_Written task_
Output, please, every line from the line that holds "Transcribe this image's" to the end, exactly as written.

_Supplied data_
########

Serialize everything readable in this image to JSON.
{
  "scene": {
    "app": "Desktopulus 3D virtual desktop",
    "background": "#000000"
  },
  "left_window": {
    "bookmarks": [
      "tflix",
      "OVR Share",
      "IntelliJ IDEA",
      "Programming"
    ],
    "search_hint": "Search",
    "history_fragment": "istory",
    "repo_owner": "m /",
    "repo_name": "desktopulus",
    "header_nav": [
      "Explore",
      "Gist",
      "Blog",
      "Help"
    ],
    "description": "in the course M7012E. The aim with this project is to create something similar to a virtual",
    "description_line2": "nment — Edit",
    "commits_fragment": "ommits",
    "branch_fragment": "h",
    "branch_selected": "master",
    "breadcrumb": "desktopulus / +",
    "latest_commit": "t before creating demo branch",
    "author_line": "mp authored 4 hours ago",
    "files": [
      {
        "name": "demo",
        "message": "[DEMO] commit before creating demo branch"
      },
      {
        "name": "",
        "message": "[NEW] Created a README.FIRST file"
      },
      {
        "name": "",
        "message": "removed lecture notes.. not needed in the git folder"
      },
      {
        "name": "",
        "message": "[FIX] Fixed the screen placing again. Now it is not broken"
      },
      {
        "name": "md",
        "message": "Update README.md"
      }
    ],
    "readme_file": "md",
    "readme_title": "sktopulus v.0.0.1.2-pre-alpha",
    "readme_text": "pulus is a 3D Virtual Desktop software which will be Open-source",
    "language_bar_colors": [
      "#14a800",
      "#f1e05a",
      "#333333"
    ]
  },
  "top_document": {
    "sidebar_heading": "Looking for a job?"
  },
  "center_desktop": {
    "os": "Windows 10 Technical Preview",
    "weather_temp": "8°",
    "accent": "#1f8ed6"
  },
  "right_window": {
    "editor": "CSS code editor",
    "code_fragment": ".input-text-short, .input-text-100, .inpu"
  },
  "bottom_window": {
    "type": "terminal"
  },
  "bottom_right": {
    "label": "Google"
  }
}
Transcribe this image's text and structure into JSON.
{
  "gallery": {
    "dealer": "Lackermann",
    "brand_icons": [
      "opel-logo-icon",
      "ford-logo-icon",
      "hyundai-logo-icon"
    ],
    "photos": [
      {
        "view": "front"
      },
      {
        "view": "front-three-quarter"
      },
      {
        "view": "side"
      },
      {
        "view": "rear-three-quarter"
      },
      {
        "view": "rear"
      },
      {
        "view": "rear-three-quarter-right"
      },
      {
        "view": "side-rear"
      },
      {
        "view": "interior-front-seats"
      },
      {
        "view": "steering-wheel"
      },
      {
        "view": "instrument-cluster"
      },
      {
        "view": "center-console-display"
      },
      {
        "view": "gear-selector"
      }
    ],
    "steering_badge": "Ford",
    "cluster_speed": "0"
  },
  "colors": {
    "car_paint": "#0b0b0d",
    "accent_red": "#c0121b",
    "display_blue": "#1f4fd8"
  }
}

########

_Complete response_
Transcribe this image's text and structure into JSON.
{
  "gallery": {
    "dealer": "Lackermann",
    "brand_icons": [
      "opel-logo-icon",
      "ford-logo-icon",
      "hyundai-logo-icon"
    ],
    "photos": [
      {
        "view": "front"
      },
      {
        "view": "front-three-quarter"
      },
      {
        "view": "side"
      },
      {
        "view": "rear-three-quarter"
      },
      {
        "view": "rear"
      },
      {
        "view": "rear-three-quarter-right"
      },
      {
        "view": "side-rear"
      },
      {
        "view": "interior-front-seats"
      },
      {
        "view": "steering-wheel"
      },
      {
        "view": "instrument-cluster"
      },
      {
        "view": "center-console-display"
      },
      {
        "view": "gear-selector"
      }
    ],
    "steering_badge": "Ford",
    "cluster_speed": "0"
  },
  "colors": {
    "car_paint": "#0b0b0d",
    "accent_red": "#c0121b",
    "display_blue": "#1f4fd8"
  }
}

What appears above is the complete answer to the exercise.